| AIM OF THE TASK |
Copy, from the entries below, each line where the word "name" can be found.

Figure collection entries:

==*==

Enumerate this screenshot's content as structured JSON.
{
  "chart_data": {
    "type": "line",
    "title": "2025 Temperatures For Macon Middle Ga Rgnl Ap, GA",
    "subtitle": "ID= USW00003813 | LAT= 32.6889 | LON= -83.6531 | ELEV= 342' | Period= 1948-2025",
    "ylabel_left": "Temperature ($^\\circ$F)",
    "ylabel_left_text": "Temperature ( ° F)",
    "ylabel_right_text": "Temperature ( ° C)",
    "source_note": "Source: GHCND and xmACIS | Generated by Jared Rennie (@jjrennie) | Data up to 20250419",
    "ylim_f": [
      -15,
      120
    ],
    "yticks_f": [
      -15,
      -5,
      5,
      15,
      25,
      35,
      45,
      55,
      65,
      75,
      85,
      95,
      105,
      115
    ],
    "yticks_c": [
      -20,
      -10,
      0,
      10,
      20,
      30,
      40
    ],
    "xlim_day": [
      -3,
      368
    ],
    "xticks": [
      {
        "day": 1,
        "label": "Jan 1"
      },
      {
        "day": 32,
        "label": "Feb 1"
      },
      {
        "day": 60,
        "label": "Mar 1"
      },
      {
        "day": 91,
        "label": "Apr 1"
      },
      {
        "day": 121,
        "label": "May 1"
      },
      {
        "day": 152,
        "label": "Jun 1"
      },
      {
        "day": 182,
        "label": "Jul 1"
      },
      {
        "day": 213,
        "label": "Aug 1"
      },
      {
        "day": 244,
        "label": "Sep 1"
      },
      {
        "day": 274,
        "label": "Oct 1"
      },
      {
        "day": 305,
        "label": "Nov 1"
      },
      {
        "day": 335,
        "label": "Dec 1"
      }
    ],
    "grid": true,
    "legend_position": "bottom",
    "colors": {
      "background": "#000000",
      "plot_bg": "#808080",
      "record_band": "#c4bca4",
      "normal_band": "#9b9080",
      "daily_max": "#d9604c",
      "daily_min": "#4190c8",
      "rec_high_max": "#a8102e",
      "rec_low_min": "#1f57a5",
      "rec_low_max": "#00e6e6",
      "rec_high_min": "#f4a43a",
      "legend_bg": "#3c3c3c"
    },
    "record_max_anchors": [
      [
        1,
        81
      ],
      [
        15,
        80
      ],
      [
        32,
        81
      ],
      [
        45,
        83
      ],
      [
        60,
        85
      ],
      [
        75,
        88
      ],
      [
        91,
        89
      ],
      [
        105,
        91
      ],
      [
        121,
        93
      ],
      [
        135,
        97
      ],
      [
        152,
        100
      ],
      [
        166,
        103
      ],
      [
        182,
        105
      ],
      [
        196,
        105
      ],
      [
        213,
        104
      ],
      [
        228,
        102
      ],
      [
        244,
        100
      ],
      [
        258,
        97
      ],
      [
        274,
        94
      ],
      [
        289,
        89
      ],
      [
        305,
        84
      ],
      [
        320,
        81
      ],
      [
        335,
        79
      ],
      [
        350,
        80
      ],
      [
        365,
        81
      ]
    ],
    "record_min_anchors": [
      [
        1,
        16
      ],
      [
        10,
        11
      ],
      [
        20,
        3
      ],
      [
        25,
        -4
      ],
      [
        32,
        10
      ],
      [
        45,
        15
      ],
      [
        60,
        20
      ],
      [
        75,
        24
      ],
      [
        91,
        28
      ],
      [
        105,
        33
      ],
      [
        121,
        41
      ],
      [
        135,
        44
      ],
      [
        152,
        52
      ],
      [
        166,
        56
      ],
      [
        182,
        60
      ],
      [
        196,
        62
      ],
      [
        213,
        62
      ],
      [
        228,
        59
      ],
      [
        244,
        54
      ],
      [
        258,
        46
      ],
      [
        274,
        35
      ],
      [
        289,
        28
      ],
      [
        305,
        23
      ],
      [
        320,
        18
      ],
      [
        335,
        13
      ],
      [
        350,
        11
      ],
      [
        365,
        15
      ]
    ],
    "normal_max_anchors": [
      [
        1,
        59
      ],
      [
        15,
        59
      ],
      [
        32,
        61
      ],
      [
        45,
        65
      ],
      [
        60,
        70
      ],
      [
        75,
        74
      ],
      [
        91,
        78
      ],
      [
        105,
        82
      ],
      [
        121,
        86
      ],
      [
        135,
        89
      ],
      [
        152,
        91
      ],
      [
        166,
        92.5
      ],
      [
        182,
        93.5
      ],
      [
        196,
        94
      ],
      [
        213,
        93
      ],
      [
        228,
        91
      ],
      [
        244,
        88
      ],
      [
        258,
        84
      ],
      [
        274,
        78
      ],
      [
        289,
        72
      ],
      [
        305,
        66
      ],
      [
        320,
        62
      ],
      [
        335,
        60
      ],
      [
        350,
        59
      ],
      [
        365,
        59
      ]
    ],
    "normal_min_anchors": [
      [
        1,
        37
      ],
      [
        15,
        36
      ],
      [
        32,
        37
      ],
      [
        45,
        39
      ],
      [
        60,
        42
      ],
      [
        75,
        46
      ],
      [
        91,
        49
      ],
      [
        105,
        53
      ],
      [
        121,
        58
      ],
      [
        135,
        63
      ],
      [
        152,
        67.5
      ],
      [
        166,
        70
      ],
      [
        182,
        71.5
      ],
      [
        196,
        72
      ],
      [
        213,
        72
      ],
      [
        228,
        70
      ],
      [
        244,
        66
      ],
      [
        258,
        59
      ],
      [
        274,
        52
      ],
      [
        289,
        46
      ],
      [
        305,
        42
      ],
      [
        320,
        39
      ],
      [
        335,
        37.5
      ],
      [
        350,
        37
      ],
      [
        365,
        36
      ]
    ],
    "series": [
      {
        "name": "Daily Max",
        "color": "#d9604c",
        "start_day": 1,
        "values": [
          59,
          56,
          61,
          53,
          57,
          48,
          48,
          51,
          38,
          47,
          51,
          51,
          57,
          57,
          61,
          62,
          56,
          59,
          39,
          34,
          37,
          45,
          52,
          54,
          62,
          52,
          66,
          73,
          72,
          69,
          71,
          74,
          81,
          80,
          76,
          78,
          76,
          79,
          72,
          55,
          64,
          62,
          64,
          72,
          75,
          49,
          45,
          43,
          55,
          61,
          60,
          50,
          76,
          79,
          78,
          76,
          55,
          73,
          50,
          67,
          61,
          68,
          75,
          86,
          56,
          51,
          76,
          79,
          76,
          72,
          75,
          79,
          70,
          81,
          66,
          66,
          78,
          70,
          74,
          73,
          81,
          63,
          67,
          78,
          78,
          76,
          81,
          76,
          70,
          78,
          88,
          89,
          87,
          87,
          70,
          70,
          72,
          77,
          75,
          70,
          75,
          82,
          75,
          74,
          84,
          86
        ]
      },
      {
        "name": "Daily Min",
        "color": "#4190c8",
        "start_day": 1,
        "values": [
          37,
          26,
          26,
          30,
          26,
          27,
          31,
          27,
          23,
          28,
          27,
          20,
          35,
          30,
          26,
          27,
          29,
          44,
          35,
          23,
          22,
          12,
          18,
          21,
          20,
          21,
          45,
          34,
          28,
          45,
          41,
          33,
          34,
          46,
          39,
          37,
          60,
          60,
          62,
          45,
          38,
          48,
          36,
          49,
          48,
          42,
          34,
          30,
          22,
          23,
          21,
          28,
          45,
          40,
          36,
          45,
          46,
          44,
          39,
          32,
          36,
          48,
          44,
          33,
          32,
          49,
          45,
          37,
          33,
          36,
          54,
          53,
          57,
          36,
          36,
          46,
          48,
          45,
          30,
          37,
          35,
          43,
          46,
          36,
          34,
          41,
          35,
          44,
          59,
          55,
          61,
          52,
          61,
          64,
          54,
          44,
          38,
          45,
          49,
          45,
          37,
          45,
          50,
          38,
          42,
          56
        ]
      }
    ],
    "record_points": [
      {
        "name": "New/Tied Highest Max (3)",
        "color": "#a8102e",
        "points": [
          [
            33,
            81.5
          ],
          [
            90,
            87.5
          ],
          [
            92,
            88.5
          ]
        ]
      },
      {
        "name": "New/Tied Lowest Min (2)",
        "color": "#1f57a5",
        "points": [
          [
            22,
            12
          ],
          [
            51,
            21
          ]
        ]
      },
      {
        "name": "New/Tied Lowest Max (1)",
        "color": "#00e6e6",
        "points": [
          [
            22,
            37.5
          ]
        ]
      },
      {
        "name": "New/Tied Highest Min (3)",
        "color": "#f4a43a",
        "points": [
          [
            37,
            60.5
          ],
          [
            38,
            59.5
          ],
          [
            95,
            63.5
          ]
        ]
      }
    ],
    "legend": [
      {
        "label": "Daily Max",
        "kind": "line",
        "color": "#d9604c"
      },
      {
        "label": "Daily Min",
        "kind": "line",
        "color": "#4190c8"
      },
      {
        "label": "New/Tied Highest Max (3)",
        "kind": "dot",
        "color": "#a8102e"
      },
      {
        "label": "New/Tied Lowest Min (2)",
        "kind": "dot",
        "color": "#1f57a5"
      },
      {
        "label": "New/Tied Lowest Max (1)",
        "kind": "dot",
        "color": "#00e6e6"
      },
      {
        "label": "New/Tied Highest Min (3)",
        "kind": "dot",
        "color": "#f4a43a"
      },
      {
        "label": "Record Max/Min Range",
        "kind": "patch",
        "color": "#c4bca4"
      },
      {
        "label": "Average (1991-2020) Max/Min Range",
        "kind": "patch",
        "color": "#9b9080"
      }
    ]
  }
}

==*==

| COMPLETED EXERCISE |
        "name": "Daily Max",
        "name": "Daily Min",
        "name": "New/Tied Highest Max (3)",
        "name": "New/Tied Lowest Min (2)",
        "name": "New/Tied Lowest Max (1)",
        "name": "New/Tied Highest Min (3)",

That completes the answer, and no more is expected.